## Entries
══════════
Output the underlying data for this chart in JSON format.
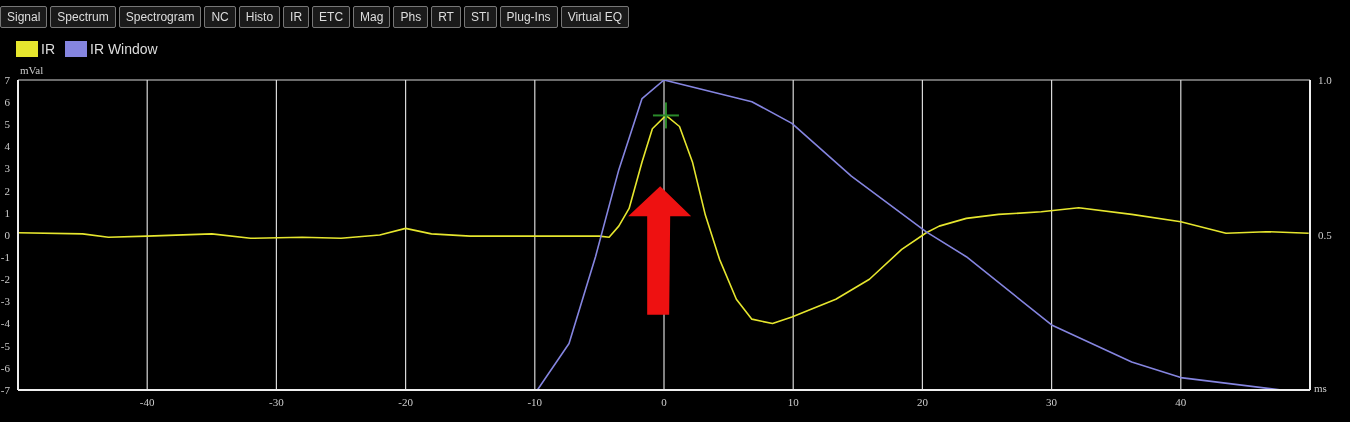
{
  "chart_data": {
    "type": "line",
    "xlabel": "ms",
    "ylabel": "mVal",
    "annotations": [
      "Signal",
      "Spectrum",
      "Spectrogram",
      "NC",
      "Histo",
      "IR",
      "ETC",
      "Mag",
      "Phs",
      "RT",
      "STI",
      "Plug-Ins",
      "Virtual EQ"
    ],
    "xlim": [
      -50,
      50
    ],
    "xticks": [
      -40,
      -30,
      -20,
      -10,
      0,
      10,
      20,
      30,
      40
    ],
    "ylim": [
      -7,
      7
    ],
    "yticks": [
      -7,
      -6,
      -5,
      -4,
      -3,
      -2,
      -1,
      0,
      1,
      2,
      3,
      4,
      5,
      6,
      7
    ],
    "y2lim": [
      0,
      1
    ],
    "y2ticks": [
      0.5,
      {
        "value": 1,
        "label": "1.0"
      }
    ],
    "grid": true,
    "legend": "top left",
    "marker": "none",
    "line_style": "solid",
    "series": [
      {
        "name": "IR",
        "color": "#e6e62e",
        "x": [
          -50,
          -45,
          -43,
          -40,
          -35,
          -32,
          -28,
          -25,
          -22,
          -20,
          -18,
          -15,
          -10,
          -5,
          -4.25,
          -3.5,
          -2.7,
          -1.7,
          -0.9,
          0.15,
          1.2,
          2.2,
          3.2,
          4.3,
          5.6,
          6.8,
          8.4,
          9.9,
          13.3,
          15.9,
          18.4,
          20.3,
          21.3,
          23.4,
          25.9,
          29.2,
          32.1,
          36.2,
          40,
          43.5,
          46.6,
          49.9
        ],
        "values": [
          0.1,
          0.05,
          -0.1,
          -0.05,
          0.05,
          -0.15,
          -0.1,
          -0.15,
          0,
          0.3,
          0.05,
          -0.05,
          -0.05,
          -0.05,
          -0.1,
          0.4,
          1.2,
          3.3,
          4.8,
          5.4,
          4.9,
          3.3,
          0.9,
          -1.1,
          -2.9,
          -3.8,
          -4.0,
          -3.7,
          -2.9,
          -2.0,
          -0.65,
          0.1,
          0.4,
          0.75,
          0.93,
          1.05,
          1.23,
          0.93,
          0.6,
          0.08,
          0.15,
          0.08
        ]
      },
      {
        "name": "IR Window",
        "color": "#8585e0",
        "axis": "y2",
        "x": [
          -9.8,
          -7.35,
          -5.3,
          -3.5,
          -1.7,
          0,
          6.8,
          9.9,
          14.5,
          20.3,
          23.4,
          30,
          36.2,
          40,
          47.8,
          50
        ],
        "values": [
          0,
          0.15,
          0.43,
          0.71,
          0.94,
          1.0,
          0.93,
          0.86,
          0.69,
          0.51,
          0.43,
          0.21,
          0.09,
          0.04,
          0,
          0
        ]
      }
    ]
  }
}
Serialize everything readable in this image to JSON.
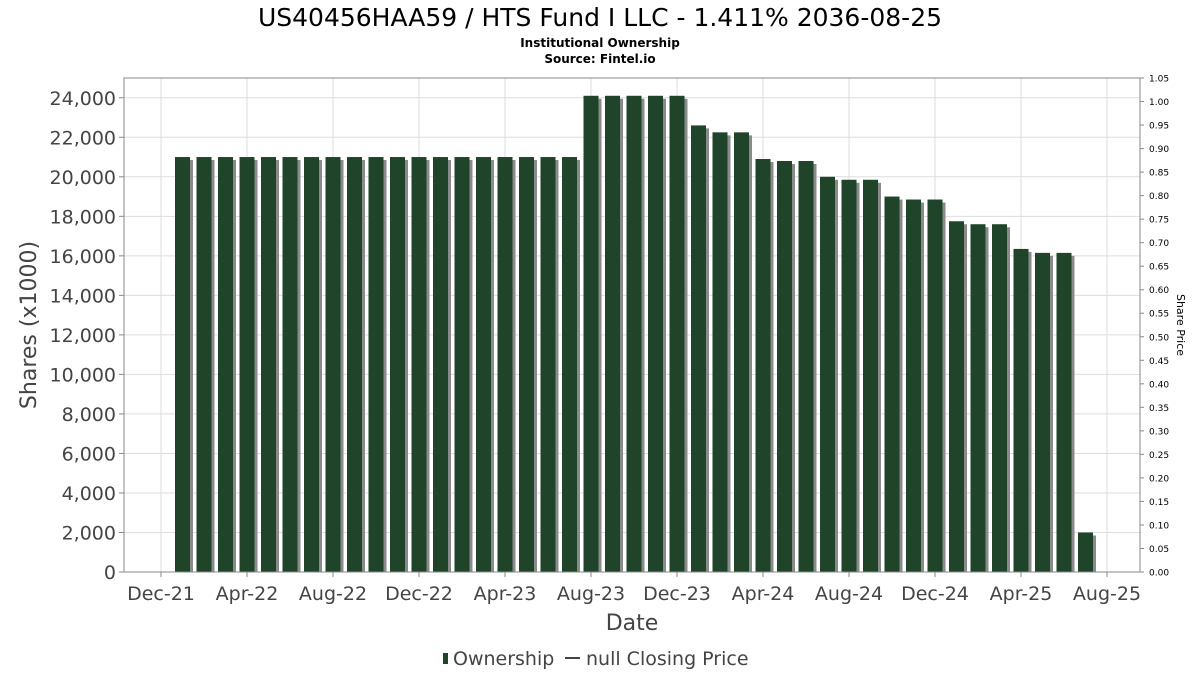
{
  "chart_data": {
    "type": "bar",
    "title": "US40456HAA59 / HTS Fund I LLC - 1.411% 2036-08-25",
    "subtitle_lines": [
      "Institutional Ownership",
      "Source: Fintel.io"
    ],
    "xlabel": "Date",
    "ylabel": "Shares (x1000)",
    "y2label": "Share Price",
    "ylim": [
      0,
      25000
    ],
    "y2lim": [
      0,
      1.05
    ],
    "yticks": [
      "0",
      "2,000",
      "4,000",
      "6,000",
      "8,000",
      "10,000",
      "12,000",
      "14,000",
      "16,000",
      "18,000",
      "20,000",
      "22,000",
      "24,000"
    ],
    "y2ticks": [
      "0.00",
      "0.05",
      "0.10",
      "0.15",
      "0.20",
      "0.25",
      "0.30",
      "0.35",
      "0.40",
      "0.45",
      "0.50",
      "0.55",
      "0.60",
      "0.65",
      "0.70",
      "0.75",
      "0.80",
      "0.85",
      "0.90",
      "0.95",
      "1.00",
      "1.05"
    ],
    "xticks": [
      "Dec-21",
      "Apr-22",
      "Aug-22",
      "Dec-22",
      "Apr-23",
      "Aug-23",
      "Dec-23",
      "Apr-24",
      "Aug-24",
      "Dec-24",
      "Apr-25",
      "Aug-25"
    ],
    "grid": true,
    "legend_position": "bottom",
    "series": [
      {
        "name": "Ownership",
        "color": "#1f4429",
        "values": [
          21000,
          21000,
          21000,
          21000,
          21000,
          21000,
          21000,
          21000,
          21000,
          21000,
          21000,
          21000,
          21000,
          21000,
          21000,
          21000,
          21000,
          21000,
          21000,
          24100,
          24100,
          24100,
          24100,
          24100,
          22600,
          22250,
          22250,
          20900,
          20800,
          20800,
          20000,
          19850,
          19850,
          19000,
          18850,
          18850,
          17750,
          17600,
          17600,
          16350,
          16150,
          16150,
          2000
        ]
      }
    ],
    "legend": [
      {
        "label": "Ownership",
        "marker": "bar"
      },
      {
        "label": "null Closing Price",
        "marker": "line"
      }
    ]
  }
}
══════════
## To do
Working from the lines above, reproduce the material exactly and exclude its pictures.

## Full response
Output the underlying data for this chart in JSON format.
{
  "chart_data": {
    "type": "line",
    "xlabel": "ms",
    "ylabel": "mVal",
    "annotations": [
      "Signal",
      "Spectrum",
      "Spectrogram",
      "NC",
      "Histo",
      "IR",
      "ETC",
      "Mag",
      "Phs",
      "RT",
      "STI",
      "Plug-Ins",
      "Virtual EQ"
    ],
    "xlim": [
      -50,
      50
    ],
    "xticks": [
      -40,
      -30,
      -20,
      -10,
      0,
      10,
      20,
      30,
      40
    ],
    "ylim": [
      -7,
      7
    ],
    "yticks": [
      -7,
      -6,
      -5,
      -4,
      -3,
      -2,
      -1,
      0,
      1,
      2,
      3,
      4,
      5,
      6,
      7
    ],
    "y2lim": [
      0,
      1
    ],
    "y2ticks": [
      0.5,
      {
        "value": 1,
        "label": "1.0"
      }
    ],
    "grid": true,
    "legend": "top left",
    "marker": "none",
    "line_style": "solid",
    "series": [
      {
        "name": "IR",
        "color": "#e6e62e",
        "x": [
          -50,
          -45,
          -43,
          -40,
          -35,
          -32,
          -28,
          -25,
          -22,
          -20,
          -18,
          -15,
          -10,
          -5,
          -4.25,
          -3.5,
          -2.7,
          -1.7,
          -0.9,
          0.15,
          1.2,
          2.2,
          3.2,
          4.3,
          5.6,
          6.8,
          8.4,
          9.9,
          13.3,
          15.9,
          18.4,
          20.3,
          21.3,
          23.4,
          25.9,
          29.2,
          32.1,
          36.2,
          40,
          43.5,
          46.6,
          49.9
        ],
        "values": [
          0.1,
          0.05,
          -0.1,
          -0.05,
          0.05,
          -0.15,
          -0.1,
          -0.15,
          0,
          0.3,
          0.05,
          -0.05,
          -0.05,
          -0.05,
          -0.1,
          0.4,
          1.2,
          3.3,
          4.8,
          5.4,
          4.9,
          3.3,
          0.9,
          -1.1,
          -2.9,
          -3.8,
          -4.0,
          -3.7,
          -2.9,
          -2.0,
          -0.65,
          0.1,
          0.4,
          0.75,
          0.93,
          1.05,
          1.23,
          0.93,
          0.6,
          0.08,
          0.15,
          0.08
        ]
      },
      {
        "name": "IR Window",
        "color": "#8585e0",
        "axis": "y2",
        "x": [
          -9.8,
          -7.35,
          -5.3,
          -3.5,
          -1.7,
          0,
          6.8,
          9.9,
          14.5,
          20.3,
          23.4,
          30,
          36.2,
          40,
          47.8,
          50
        ],
        "values": [
          0,
          0.15,
          0.43,
          0.71,
          0.94,
          1.0,
          0.93,
          0.86,
          0.69,
          0.51,
          0.43,
          0.21,
          0.09,
          0.04,
          0,
          0
        ]
      }
    ]
  }
}
Serialize everything readable in this image to JSON.
{
  "chart_data": {
    "type": "bar",
    "title": "US40456HAA59 / HTS Fund I LLC - 1.411% 2036-08-25",
    "subtitle_lines": [
      "Institutional Ownership",
      "Source: Fintel.io"
    ],
    "xlabel": "Date",
    "ylabel": "Shares (x1000)",
    "y2label": "Share Price",
    "ylim": [
      0,
      25000
    ],
    "y2lim": [
      0,
      1.05
    ],
    "yticks": [
      "0",
      "2,000",
      "4,000",
      "6,000",
      "8,000",
      "10,000",
      "12,000",
      "14,000",
      "16,000",
      "18,000",
      "20,000",
      "22,000",
      "24,000"
    ],
    "y2ticks": [
      "0.00",
      "0.05",
      "0.10",
      "0.15",
      "0.20",
      "0.25",
      "0.30",
      "0.35",
      "0.40",
      "0.45",
      "0.50",
      "0.55",
      "0.60",
      "0.65",
      "0.70",
      "0.75",
      "0.80",
      "0.85",
      "0.90",
      "0.95",
      "1.00",
      "1.05"
    ],
    "xticks": [
      "Dec-21",
      "Apr-22",
      "Aug-22",
      "Dec-22",
      "Apr-23",
      "Aug-23",
      "Dec-23",
      "Apr-24",
      "Aug-24",
      "Dec-24",
      "Apr-25",
      "Aug-25"
    ],
    "grid": true,
    "legend_position": "bottom",
    "series": [
      {
        "name": "Ownership",
        "color": "#1f4429",
        "values": [
          21000,
          21000,
          21000,
          21000,
          21000,
          21000,
          21000,
          21000,
          21000,
          21000,
          21000,
          21000,
          21000,
          21000,
          21000,
          21000,
          21000,
          21000,
          21000,
          24100,
          24100,
          24100,
          24100,
          24100,
          22600,
          22250,
          22250,
          20900,
          20800,
          20800,
          20000,
          19850,
          19850,
          19000,
          18850,
          18850,
          17750,
          17600,
          17600,
          16350,
          16150,
          16150,
          2000
        ]
      }
    ],
    "legend": [
      {
        "label": "Ownership",
        "marker": "bar"
      },
      {
        "label": "null Closing Price",
        "marker": "line"
      }
    ]
  }
}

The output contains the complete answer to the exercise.